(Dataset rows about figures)

▬▬▬▬▬▬

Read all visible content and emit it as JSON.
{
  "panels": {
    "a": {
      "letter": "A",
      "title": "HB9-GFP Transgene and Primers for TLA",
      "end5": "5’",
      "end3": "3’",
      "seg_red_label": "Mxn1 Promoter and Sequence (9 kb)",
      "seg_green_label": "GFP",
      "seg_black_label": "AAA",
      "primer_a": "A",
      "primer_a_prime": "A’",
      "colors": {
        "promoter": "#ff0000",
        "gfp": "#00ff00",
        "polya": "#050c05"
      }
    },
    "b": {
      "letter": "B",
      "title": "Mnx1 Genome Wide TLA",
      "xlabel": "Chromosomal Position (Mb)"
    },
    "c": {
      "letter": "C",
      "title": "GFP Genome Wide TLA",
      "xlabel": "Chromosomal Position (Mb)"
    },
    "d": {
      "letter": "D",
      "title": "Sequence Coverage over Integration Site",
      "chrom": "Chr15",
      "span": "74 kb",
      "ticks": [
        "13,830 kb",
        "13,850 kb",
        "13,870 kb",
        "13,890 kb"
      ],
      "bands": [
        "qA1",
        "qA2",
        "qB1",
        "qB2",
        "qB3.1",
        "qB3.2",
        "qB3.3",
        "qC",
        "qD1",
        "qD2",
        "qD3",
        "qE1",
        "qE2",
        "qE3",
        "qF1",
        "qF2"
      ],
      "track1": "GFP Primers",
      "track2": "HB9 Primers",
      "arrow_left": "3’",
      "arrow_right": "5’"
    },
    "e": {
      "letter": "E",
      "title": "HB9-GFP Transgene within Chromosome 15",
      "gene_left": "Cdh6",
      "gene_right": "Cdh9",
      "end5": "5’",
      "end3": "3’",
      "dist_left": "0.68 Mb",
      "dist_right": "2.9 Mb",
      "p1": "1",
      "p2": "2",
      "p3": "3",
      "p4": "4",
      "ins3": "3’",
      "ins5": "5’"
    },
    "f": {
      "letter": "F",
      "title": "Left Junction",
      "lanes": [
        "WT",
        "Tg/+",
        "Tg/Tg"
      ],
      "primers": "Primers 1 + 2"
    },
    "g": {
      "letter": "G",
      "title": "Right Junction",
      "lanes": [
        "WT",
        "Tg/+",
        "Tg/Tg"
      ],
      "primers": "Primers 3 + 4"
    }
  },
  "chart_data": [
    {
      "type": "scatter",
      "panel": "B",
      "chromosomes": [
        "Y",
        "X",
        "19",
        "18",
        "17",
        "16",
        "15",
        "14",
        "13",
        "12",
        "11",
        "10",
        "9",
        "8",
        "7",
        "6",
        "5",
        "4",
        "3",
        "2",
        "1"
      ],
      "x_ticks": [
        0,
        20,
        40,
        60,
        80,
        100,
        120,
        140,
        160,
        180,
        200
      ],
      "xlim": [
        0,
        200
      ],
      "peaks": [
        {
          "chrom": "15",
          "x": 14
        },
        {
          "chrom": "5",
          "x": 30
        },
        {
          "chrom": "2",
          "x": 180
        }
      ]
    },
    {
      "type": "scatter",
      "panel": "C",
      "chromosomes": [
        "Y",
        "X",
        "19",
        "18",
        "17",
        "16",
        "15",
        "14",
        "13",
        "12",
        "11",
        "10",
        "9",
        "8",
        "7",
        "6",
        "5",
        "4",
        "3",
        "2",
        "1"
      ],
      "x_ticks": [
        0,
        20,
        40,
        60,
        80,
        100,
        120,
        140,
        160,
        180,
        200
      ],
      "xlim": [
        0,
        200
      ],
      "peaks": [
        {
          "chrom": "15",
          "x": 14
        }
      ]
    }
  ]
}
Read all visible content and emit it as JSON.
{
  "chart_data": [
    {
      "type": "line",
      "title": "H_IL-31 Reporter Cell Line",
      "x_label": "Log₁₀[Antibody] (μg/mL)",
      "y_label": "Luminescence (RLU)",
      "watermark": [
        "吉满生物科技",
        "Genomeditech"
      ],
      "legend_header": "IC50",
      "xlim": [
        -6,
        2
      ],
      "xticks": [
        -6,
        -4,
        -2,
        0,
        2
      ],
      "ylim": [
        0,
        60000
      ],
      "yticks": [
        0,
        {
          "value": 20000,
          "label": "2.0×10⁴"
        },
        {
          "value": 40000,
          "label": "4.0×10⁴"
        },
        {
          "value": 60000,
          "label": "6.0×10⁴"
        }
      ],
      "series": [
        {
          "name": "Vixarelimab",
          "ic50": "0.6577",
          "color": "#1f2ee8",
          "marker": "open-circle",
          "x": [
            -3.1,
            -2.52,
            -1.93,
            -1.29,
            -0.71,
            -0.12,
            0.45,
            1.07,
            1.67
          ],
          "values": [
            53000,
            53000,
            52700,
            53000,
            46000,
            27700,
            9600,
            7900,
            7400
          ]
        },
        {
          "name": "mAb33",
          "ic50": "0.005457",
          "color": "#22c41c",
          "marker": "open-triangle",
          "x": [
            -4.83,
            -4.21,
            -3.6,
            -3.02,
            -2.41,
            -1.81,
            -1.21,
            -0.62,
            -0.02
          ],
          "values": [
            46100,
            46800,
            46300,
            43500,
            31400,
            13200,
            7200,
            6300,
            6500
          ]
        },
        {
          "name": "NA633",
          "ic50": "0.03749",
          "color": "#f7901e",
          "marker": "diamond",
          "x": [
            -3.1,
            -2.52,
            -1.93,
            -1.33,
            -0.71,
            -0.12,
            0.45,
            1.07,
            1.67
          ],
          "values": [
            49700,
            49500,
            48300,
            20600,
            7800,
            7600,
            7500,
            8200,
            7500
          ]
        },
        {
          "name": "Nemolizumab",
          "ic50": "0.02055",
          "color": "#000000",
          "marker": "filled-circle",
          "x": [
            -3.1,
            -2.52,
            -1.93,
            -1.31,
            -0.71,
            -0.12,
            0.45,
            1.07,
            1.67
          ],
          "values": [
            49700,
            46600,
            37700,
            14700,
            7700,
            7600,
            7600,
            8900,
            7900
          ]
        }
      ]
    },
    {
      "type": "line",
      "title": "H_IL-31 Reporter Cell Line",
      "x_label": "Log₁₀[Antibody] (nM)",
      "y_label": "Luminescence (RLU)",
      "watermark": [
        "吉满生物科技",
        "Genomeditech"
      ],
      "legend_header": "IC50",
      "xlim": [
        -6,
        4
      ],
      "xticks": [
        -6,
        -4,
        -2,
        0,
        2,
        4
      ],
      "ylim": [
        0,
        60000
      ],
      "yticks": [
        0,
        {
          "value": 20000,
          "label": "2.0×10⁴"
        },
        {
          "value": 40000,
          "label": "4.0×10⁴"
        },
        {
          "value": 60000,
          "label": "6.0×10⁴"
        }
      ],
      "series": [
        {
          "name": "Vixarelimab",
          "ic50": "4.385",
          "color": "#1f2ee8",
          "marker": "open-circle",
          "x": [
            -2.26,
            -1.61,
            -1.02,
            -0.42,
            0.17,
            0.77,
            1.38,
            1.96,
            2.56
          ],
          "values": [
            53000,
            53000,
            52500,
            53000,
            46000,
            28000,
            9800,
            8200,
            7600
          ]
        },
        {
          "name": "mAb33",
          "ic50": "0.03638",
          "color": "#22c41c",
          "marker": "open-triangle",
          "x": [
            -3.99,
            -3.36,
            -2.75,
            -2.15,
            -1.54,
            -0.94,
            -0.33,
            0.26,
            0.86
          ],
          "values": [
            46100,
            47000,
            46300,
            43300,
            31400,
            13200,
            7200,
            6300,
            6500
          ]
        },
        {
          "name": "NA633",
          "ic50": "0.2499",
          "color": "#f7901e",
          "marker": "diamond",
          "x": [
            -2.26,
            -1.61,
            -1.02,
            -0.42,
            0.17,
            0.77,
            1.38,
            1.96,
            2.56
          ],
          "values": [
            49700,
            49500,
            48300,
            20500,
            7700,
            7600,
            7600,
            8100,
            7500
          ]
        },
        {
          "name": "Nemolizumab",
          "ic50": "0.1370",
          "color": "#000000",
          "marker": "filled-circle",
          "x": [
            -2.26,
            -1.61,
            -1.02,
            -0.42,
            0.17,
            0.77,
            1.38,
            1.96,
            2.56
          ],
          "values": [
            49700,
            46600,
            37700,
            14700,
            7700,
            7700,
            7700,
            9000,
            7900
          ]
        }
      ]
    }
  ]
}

▬▬▬▬▬▬

A single number is needed: the count of lines in the records that contain "Sequence".

_Solution to the exercise_: 2